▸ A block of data
★ ★ ★ ★
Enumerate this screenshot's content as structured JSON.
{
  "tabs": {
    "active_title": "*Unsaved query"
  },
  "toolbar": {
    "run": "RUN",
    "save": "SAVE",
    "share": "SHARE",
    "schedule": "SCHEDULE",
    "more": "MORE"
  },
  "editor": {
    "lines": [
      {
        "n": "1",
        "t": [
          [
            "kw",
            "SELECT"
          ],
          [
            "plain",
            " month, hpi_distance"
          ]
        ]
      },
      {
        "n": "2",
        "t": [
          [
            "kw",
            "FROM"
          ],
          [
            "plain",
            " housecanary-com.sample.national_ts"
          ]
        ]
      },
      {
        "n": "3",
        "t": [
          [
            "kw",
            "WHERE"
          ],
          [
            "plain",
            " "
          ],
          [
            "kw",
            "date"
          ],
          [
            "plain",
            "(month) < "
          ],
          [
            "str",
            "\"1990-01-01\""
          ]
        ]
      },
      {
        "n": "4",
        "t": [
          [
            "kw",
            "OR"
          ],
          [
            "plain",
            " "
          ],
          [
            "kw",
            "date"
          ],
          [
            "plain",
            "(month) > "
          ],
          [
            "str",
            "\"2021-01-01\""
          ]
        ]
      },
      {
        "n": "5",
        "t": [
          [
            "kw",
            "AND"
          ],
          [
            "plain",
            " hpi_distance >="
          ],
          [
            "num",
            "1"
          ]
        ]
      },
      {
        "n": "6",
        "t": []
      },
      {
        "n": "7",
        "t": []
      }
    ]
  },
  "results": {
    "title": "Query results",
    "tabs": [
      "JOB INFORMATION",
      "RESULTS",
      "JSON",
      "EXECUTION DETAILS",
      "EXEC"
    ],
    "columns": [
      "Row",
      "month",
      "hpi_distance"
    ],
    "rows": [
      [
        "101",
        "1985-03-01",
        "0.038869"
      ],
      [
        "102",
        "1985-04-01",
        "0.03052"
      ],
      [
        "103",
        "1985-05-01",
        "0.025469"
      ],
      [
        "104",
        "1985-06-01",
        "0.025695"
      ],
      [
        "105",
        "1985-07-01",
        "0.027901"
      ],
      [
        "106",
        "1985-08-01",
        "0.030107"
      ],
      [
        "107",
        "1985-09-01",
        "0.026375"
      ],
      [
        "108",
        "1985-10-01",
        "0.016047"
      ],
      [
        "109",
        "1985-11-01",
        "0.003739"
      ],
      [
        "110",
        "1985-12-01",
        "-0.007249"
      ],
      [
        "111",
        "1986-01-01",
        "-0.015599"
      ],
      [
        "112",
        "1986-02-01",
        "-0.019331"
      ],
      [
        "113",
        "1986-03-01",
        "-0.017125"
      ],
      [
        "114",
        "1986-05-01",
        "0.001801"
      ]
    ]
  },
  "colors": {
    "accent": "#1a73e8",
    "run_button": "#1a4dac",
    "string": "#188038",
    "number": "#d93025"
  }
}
★ ★ ★ ★
▸ EXERCISE DIRECTIONS
Reproduce the data in its entirety, matching each character.

▸ WRITTEN RESPONSE
Enumerate this screenshot's content as structured JSON.
{
  "tabs": {
    "active_title": "*Unsaved query"
  },
  "toolbar": {
    "run": "RUN",
    "save": "SAVE",
    "share": "SHARE",
    "schedule": "SCHEDULE",
    "more": "MORE"
  },
  "editor": {
    "lines": [
      {
        "n": "1",
        "t": [
          [
            "kw",
            "SELECT"
          ],
          [
            "plain",
            " month, hpi_distance"
          ]
        ]
      },
      {
        "n": "2",
        "t": [
          [
            "kw",
            "FROM"
          ],
          [
            "plain",
            " housecanary-com.sample.national_ts"
          ]
        ]
      },
      {
        "n": "3",
        "t": [
          [
            "kw",
            "WHERE"
          ],
          [
            "plain",
            " "
          ],
          [
            "kw",
            "date"
          ],
          [
            "plain",
            "(month) < "
          ],
          [
            "str",
            "\"1990-01-01\""
          ]
        ]
      },
      {
        "n": "4",
        "t": [
          [
            "kw",
            "OR"
          ],
          [
            "plain",
            " "
          ],
          [
            "kw",
            "date"
          ],
          [
            "plain",
            "(month) > "
          ],
          [
            "str",
            "\"2021-01-01\""
          ]
        ]
      },
      {
        "n": "5",
        "t": [
          [
            "kw",
            "AND"
          ],
          [
            "plain",
            " hpi_distance >="
          ],
          [
            "num",
            "1"
          ]
        ]
      },
      {
        "n": "6",
        "t": []
      },
      {
        "n": "7",
        "t": []
      }
    ]
  },
  "results": {
    "title": "Query results",
    "tabs": [
      "JOB INFORMATION",
      "RESULTS",
      "JSON",
      "EXECUTION DETAILS",
      "EXEC"
    ],
    "columns": [
      "Row",
      "month",
      "hpi_distance"
    ],
    "rows": [
      [
        "101",
        "1985-03-01",
        "0.038869"
      ],
      [
        "102",
        "1985-04-01",
        "0.03052"
      ],
      [
        "103",
        "1985-05-01",
        "0.025469"
      ],
      [
        "104",
        "1985-06-01",
        "0.025695"
      ],
      [
        "105",
        "1985-07-01",
        "0.027901"
      ],
      [
        "106",
        "1985-08-01",
        "0.030107"
      ],
      [
        "107",
        "1985-09-01",
        "0.026375"
      ],
      [
        "108",
        "1985-10-01",
        "0.016047"
      ],
      [
        "109",
        "1985-11-01",
        "0.003739"
      ],
      [
        "110",
        "1985-12-01",
        "-0.007249"
      ],
      [
        "111",
        "1986-01-01",
        "-0.015599"
      ],
      [
        "112",
        "1986-02-01",
        "-0.019331"
      ],
      [
        "113",
        "1986-03-01",
        "-0.017125"
      ],
      [
        "114",
        "1986-05-01",
        "0.001801"
      ]
    ]
  },
  "colors": {
    "accent": "#1a73e8",
    "run_button": "#1a4dac",
    "string": "#188038",
    "number": "#d93025"
  }
}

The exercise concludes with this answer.